_Aufgabe 1:_
Beantworten Sie anhand des Textauszugs:
(a) Welche Promillegrenze gilt nach dem Textauszug für alle Kraftfahrzeugarten?
(b) Welches Gericht entschied am 19. Dezember 2016 zum sog. „Segway“?
(c) Unter welcher Fundstelle wird die Entscheidung zu Fahrrädern mit Hilfsmotor, sog. Mofa 25, angeführt?

_Textauszug:_

==================================================

Auch wenn der Entscheidung des Bundesgerichtshofs eine Trunkenheitsfahrt eines Autofahrers zugrunde lag, hat der Bundesgerichtshof ausdrücklich klargestellt, dass dieser Grenzwert generell für (alle) Führer von Kraftfahrzeugen gilt, und dies zusätzlich durch Bezugnahme auf vorausgegangene Entscheidungen zu Kraftradfahrern (BGHSt 22, 352) sowie Fahrrädern mit Hilfsmotor, sog. Mofa 25 (BGHSt 30, 251) und auch Führen eines abgeschleppten betriebsunfähigen PKW (BGHR StGB § 316 Fahruntüchtigkeit alkoholbedingte 2, = BGHSt 36, 341) zum Ausdruck gebracht.
Dem ist die Rechtsprechung (vgl. z.B. OLG Nürnberg Beschluss vom 13. Dezember 2010 - 2 St OLG Ss 230/10 - juris Rn. 10 zum motorisierten Krankenfahrstuhl sowie OLG Hamburg Beschluss vom 19. Dezember 2016, Az: 1 Rev 76/16, juris, Rn. 7 für den sog. „Segway“; Schifffahrtsobergericht Brandenburg Urteil vom 11. Juni 2008, Az: 1 Ss 33/08, juris, Rn. 12 für die motorisierte Schifffahrt, LG München I Beschluss vom 29. November 2019 Az: 26 Qs 51/19 in VRS 138/20 S. 18, 19; LG München I Beschluss vom 30. Oktober 2019, Az: 1 J Qs 24/19 jug in VRS Bd. 138/20 S. 29, 31, inzident LG Dortmund Beschluss vom 8. November 2019 in SVR 2020, 194; LG Münster Beschluss vom 19. Dezember 2019, Az: 3 Qs-62 Js 773/19-61/19, Beck-RS 2019, 35480, Rn. 8; AG Dresden Urteil vom 11. Februar 2020, Az. 219 Cs 634 Js 55394/19, Blutalkohol 2020,188) sowie die herrschende Meinung in der Literatur (König a.a.O. § 316 Rn. 67; Fischer StGB 67. Aufl. § 316 Rn. 25; Pegel in Münchener Kommentar zum StGB 3. Aufl. § 316 Rn. 37; Hecker in Schönke/Schröder StGB 30. Aufl. § 316 Rn. 8; Burmann in Burmann/Heß/Hühnermann/Jahnke Straßenverkehrsrecht 26. Aufl. § 316 Rn. 22; speziell zu E-Scootern: Kerkmann Trunkenheitsfahrt mit dem E-Scooter NZV 2020, 161; Heß/Figgener Straßenverkehr unter Strom: Der E-Scooter ist überall NJW-Spezial 2019, 585; Engel Promillegrenze bei E-Scootern-Wo ist das Problem DAR 2020, 16, 17; a.A. Schefer Kritische Anmerkungen zur absoluten Fahruntüchtigkeit beim Führen eines EScooters NZV 2020, 239) gefolgt.
(2) Von dem Grundsatz, dass die Promillegrenze von 1, 1 Promille für alle Kraftfahrzeugarten gilt, im Falle der E-Scooter abzuweichen, besteht kein Anlass.

==================================================

_Aufgabe 2:_
Schreiben Sie den Abschnitt der Datensätze vom Anfang bis einschließlich der Zeile, die „Bar bbox=[229, 462, 230, 476]“ enthält, wortgetreu ab.

_Bereitgestellte Datensätze:_
==================================================

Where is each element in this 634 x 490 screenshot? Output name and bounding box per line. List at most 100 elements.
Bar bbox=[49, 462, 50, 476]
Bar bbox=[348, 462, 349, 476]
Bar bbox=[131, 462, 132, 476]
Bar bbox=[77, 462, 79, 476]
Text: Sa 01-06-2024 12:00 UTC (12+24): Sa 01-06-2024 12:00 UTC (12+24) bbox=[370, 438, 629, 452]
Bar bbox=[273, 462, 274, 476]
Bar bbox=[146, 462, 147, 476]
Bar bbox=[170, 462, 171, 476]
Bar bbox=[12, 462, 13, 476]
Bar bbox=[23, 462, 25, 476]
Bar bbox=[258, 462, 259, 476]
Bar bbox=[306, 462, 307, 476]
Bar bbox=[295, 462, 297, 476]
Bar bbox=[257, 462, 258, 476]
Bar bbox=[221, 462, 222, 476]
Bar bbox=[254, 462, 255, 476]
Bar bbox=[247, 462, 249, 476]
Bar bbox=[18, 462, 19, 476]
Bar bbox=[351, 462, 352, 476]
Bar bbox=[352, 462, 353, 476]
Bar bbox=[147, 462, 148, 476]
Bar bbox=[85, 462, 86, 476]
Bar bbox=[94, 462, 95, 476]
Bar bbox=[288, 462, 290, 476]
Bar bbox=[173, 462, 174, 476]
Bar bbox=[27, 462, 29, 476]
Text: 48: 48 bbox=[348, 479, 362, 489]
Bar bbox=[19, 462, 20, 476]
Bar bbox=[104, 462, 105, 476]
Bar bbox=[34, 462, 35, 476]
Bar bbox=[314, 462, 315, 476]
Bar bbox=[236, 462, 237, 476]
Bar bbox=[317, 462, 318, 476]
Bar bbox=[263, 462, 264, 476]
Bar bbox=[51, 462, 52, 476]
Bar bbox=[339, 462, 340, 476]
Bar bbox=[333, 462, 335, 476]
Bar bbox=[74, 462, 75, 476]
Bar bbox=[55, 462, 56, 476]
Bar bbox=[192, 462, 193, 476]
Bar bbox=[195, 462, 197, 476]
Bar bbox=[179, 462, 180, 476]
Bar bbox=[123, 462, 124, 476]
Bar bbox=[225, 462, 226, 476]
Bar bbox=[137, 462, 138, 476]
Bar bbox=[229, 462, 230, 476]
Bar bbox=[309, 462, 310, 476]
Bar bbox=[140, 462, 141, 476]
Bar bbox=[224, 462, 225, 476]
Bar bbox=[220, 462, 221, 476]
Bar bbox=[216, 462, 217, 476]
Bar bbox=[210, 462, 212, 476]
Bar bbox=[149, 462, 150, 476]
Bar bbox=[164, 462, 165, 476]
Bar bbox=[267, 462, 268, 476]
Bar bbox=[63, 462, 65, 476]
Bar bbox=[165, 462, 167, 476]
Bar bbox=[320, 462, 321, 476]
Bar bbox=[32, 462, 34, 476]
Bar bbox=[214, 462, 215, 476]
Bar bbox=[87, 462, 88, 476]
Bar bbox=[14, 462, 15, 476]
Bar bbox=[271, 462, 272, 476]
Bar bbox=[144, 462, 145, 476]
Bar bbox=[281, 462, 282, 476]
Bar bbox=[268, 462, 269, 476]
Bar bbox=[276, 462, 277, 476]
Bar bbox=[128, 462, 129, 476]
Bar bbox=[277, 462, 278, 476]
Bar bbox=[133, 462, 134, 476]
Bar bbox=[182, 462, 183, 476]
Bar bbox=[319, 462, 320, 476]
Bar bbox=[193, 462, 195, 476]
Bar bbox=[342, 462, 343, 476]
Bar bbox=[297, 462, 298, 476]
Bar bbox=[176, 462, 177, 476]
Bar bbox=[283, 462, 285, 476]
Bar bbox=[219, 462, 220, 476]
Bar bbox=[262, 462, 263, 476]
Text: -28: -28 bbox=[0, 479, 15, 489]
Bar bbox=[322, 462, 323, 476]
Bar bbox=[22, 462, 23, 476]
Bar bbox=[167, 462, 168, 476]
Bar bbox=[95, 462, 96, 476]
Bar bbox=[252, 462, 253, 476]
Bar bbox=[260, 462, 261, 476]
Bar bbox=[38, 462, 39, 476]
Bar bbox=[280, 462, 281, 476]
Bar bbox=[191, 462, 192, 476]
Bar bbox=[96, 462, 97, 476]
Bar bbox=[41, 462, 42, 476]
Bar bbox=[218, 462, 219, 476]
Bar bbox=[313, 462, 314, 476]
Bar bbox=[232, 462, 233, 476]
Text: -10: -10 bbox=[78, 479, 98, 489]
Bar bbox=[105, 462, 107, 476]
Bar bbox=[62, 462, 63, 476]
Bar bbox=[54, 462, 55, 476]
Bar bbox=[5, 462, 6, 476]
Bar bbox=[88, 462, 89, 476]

==================================================

_Musterlösung 1:_
(a) 1,1 Promille
(b) Das OLG Hamburg (Beschluss, Az: 1 Rev 76/16)
(c) BGHSt 30, 251

_Musterlösung 2:_
Where is each element in this 634 x 490 screenshot? Output name and bounding box per line. List at most 100 elements.
Bar bbox=[49, 462, 50, 476]
Bar bbox=[348, 462, 349, 476]
Bar bbox=[131, 462, 132, 476]
Bar bbox=[77, 462, 79, 476]
Text: Sa 01-06-2024 12:00 UTC (12+24): Sa 01-06-2024 12:00 UTC (12+24) bbox=[370, 438, 629, 452]
Bar bbox=[273, 462, 274, 476]
Bar bbox=[146, 462, 147, 476]
Bar bbox=[170, 462, 171, 476]
Bar bbox=[12, 462, 13, 476]
Bar bbox=[23, 462, 25, 476]
Bar bbox=[258, 462, 259, 476]
Bar bbox=[306, 462, 307, 476]
Bar bbox=[295, 462, 297, 476]
Bar bbox=[257, 462, 258, 476]
Bar bbox=[221, 462, 222, 476]
Bar bbox=[254, 462, 255, 476]
Bar bbox=[247, 462, 249, 476]
Bar bbox=[18, 462, 19, 476]
Bar bbox=[351, 462, 352, 476]
Bar bbox=[352, 462, 353, 476]
Bar bbox=[147, 462, 148, 476]
Bar bbox=[85, 462, 86, 476]
Bar bbox=[94, 462, 95, 476]
Bar bbox=[288, 462, 290, 476]
Bar bbox=[173, 462, 174, 476]
Bar bbox=[27, 462, 29, 476]
Text: 48: 48 bbox=[348, 479, 362, 489]
Bar bbox=[19, 462, 20, 476]
Bar bbox=[104, 462, 105, 476]
Bar bbox=[34, 462, 35, 476]
Bar bbox=[314, 462, 315, 476]
Bar bbox=[236, 462, 237, 476]
Bar bbox=[317, 462, 318, 476]
Bar bbox=[263, 462, 264, 476]
Bar bbox=[51, 462, 52, 476]
Bar bbox=[339, 462, 340, 476]
Bar bbox=[333, 462, 335, 476]
Bar bbox=[74, 462, 75, 476]
Bar bbox=[55, 462, 56, 476]
Bar bbox=[192, 462, 193, 476]
Bar bbox=[195, 462, 197, 476]
Bar bbox=[179, 462, 180, 476]
Bar bbox=[123, 462, 124, 476]
Bar bbox=[225, 462, 226, 476]
Bar bbox=[137, 462, 138, 476]
Bar bbox=[229, 462, 230, 476]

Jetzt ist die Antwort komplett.